— START OF SUPPLIED RECORDS —

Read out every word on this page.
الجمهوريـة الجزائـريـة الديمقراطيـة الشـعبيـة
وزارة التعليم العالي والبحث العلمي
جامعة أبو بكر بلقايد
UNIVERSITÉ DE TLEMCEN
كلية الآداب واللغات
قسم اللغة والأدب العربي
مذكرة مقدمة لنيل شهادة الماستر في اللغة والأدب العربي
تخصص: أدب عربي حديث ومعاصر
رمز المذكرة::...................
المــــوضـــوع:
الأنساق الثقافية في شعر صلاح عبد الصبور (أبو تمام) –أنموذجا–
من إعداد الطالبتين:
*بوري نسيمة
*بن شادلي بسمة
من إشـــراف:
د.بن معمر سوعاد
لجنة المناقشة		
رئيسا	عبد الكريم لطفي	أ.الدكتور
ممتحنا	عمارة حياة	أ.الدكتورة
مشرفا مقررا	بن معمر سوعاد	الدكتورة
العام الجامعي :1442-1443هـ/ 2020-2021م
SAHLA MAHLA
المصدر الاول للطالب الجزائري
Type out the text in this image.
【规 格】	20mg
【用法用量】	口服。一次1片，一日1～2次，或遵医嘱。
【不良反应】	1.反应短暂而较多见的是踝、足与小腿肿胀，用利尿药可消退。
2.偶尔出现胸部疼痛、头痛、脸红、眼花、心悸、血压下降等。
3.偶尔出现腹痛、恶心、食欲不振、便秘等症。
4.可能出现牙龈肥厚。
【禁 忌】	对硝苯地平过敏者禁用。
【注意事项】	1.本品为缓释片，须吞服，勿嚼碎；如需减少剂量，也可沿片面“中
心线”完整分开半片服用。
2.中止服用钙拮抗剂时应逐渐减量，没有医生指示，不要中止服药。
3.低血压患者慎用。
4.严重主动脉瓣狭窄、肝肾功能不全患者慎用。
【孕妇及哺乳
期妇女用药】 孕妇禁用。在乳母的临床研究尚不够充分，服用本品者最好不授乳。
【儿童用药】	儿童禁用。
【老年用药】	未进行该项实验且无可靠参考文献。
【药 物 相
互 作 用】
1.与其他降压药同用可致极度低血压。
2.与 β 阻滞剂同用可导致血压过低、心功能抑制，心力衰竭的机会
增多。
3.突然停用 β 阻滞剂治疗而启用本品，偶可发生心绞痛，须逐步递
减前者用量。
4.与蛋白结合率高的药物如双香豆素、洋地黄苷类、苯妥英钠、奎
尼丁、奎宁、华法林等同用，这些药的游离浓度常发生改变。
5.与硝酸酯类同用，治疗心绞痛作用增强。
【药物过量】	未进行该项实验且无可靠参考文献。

— END OF SUPPLIED RECORDS —

Retype every record above exactly as it appears.

» RESULT
Read out every word on this page.
الجمهوريـة الجزائـريـة الديمقراطيـة الشـعبيـة
وزارة التعليم العالي والبحث العلمي
جامعة أبو بكر بلقايد
UNIVERSITÉ DE TLEMCEN
كلية الآداب واللغات
قسم اللغة والأدب العربي
مذكرة مقدمة لنيل شهادة الماستر في اللغة والأدب العربي
تخصص: أدب عربي حديث ومعاصر
رمز المذكرة::...................
المــــوضـــوع:
الأنساق الثقافية في شعر صلاح عبد الصبور (أبو تمام) –أنموذجا–
من إعداد الطالبتين:
*بوري نسيمة
*بن شادلي بسمة
من إشـــراف:
د.بن معمر سوعاد
لجنة المناقشة		
رئيسا	عبد الكريم لطفي	أ.الدكتور
ممتحنا	عمارة حياة	أ.الدكتورة
مشرفا مقررا	بن معمر سوعاد	الدكتورة
العام الجامعي :1442-1443هـ/ 2020-2021م
SAHLA MAHLA
المصدر الاول للطالب الجزائري
Type out the text in this image.
【规 格】	20mg
【用法用量】	口服。一次1片，一日1～2次，或遵医嘱。
【不良反应】	1.反应短暂而较多见的是踝、足与小腿肿胀，用利尿药可消退。
2.偶尔出现胸部疼痛、头痛、脸红、眼花、心悸、血压下降等。
3.偶尔出现腹痛、恶心、食欲不振、便秘等症。
4.可能出现牙龈肥厚。
【禁 忌】	对硝苯地平过敏者禁用。
【注意事项】	1.本品为缓释片，须吞服，勿嚼碎；如需减少剂量，也可沿片面“中
心线”完整分开半片服用。
2.中止服用钙拮抗剂时应逐渐减量，没有医生指示，不要中止服药。
3.低血压患者慎用。
4.严重主动脉瓣狭窄、肝肾功能不全患者慎用。
【孕妇及哺乳
期妇女用药】 孕妇禁用。在乳母的临床研究尚不够充分，服用本品者最好不授乳。
【儿童用药】	儿童禁用。
【老年用药】	未进行该项实验且无可靠参考文献。
【药 物 相
互 作 用】
1.与其他降压药同用可致极度低血压。
2.与 β 阻滞剂同用可导致血压过低、心功能抑制，心力衰竭的机会
增多。
3.突然停用 β 阻滞剂治疗而启用本品，偶可发生心绞痛，须逐步递
减前者用量。
4.与蛋白结合率高的药物如双香豆素、洋地黄苷类、苯妥英钠、奎
尼丁、奎宁、华法林等同用，这些药的游离浓度常发生改变。
5.与硝酸酯类同用，治疗心绞痛作用增强。
【药物过量】	未进行该项实验且无可靠参考文献。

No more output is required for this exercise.